## DIRECTIVE
Reproduce the records below in full and without edits, omitting images.

## MATERIAL SHOWN

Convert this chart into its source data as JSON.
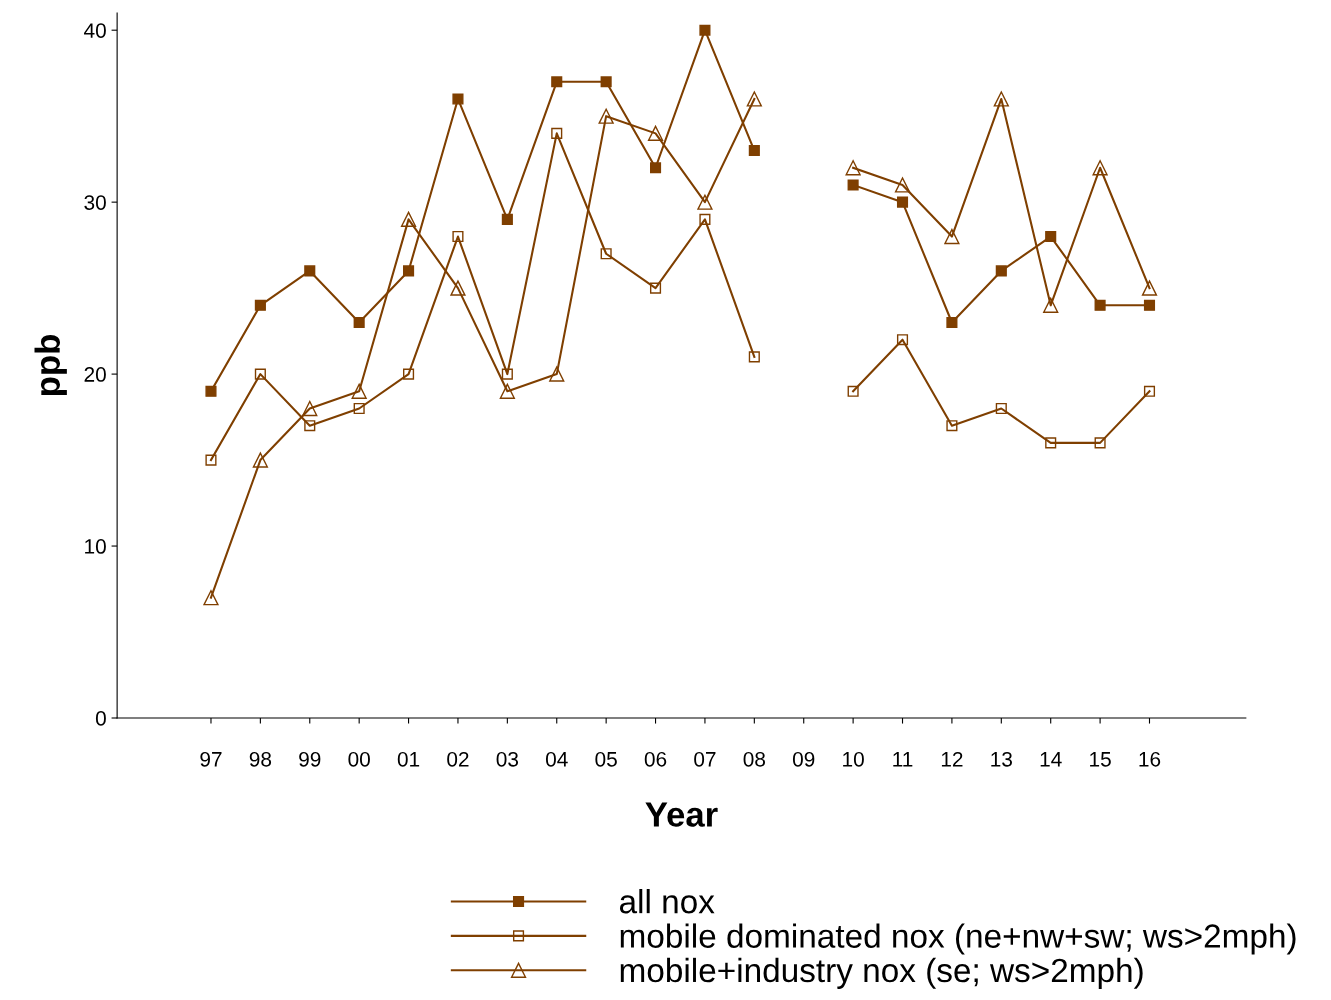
{
  "chart_data": {
    "type": "line",
    "xlabel": "Year",
    "ylabel": "ppb",
    "categories": [
      "97",
      "98",
      "99",
      "00",
      "01",
      "02",
      "03",
      "04",
      "05",
      "06",
      "07",
      "08",
      "09",
      "10",
      "11",
      "12",
      "13",
      "14",
      "15",
      "16"
    ],
    "series": [
      {
        "name": "all nox",
        "color": "#7f3f00",
        "marker": "square",
        "values": [
          19,
          24,
          26,
          23,
          26,
          36,
          29,
          37,
          37,
          32,
          40,
          33,
          null,
          31,
          30,
          23,
          26,
          28,
          24,
          24
        ]
      },
      {
        "name": "mobile dominated nox (ne+nw+sw; ws>2mph)",
        "color": "#7f3f00",
        "marker": "square",
        "values": [
          15,
          20,
          17,
          18,
          20,
          28,
          20,
          34,
          27,
          25,
          29,
          21,
          null,
          19,
          22,
          17,
          18,
          16,
          16,
          19
        ]
      },
      {
        "name": "mobile+industry nox (se; ws>2mph)",
        "color": "#7f3f00",
        "marker": "triangle",
        "values": [
          7,
          15,
          18,
          19,
          29,
          25,
          19,
          20,
          35,
          34,
          30,
          36,
          null,
          32,
          31,
          28,
          36,
          24,
          32,
          25
        ]
      }
    ],
    "ylim": [
      0,
      41
    ],
    "yticks": [
      0,
      10,
      20,
      30,
      40
    ],
    "grid": false,
    "legend": "bottom",
    "line_style": "solid"
  }
}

## THE RESPONSE
Convert this chart into its source data as JSON.
{
  "chart_data": {
    "type": "line",
    "xlabel": "Year",
    "ylabel": "ppb",
    "categories": [
      "97",
      "98",
      "99",
      "00",
      "01",
      "02",
      "03",
      "04",
      "05",
      "06",
      "07",
      "08",
      "09",
      "10",
      "11",
      "12",
      "13",
      "14",
      "15",
      "16"
    ],
    "series": [
      {
        "name": "all nox",
        "color": "#7f3f00",
        "marker": "square",
        "values": [
          19,
          24,
          26,
          23,
          26,
          36,
          29,
          37,
          37,
          32,
          40,
          33,
          null,
          31,
          30,
          23,
          26,
          28,
          24,
          24
        ]
      },
      {
        "name": "mobile dominated nox (ne+nw+sw; ws>2mph)",
        "color": "#7f3f00",
        "marker": "square",
        "values": [
          15,
          20,
          17,
          18,
          20,
          28,
          20,
          34,
          27,
          25,
          29,
          21,
          null,
          19,
          22,
          17,
          18,
          16,
          16,
          19
        ]
      },
      {
        "name": "mobile+industry nox (se; ws>2mph)",
        "color": "#7f3f00",
        "marker": "triangle",
        "values": [
          7,
          15,
          18,
          19,
          29,
          25,
          19,
          20,
          35,
          34,
          30,
          36,
          null,
          32,
          31,
          28,
          36,
          24,
          32,
          25
        ]
      }
    ],
    "ylim": [
      0,
      41
    ],
    "yticks": [
      0,
      10,
      20,
      30,
      40
    ],
    "grid": false,
    "legend": "bottom",
    "line_style": "solid"
  }
}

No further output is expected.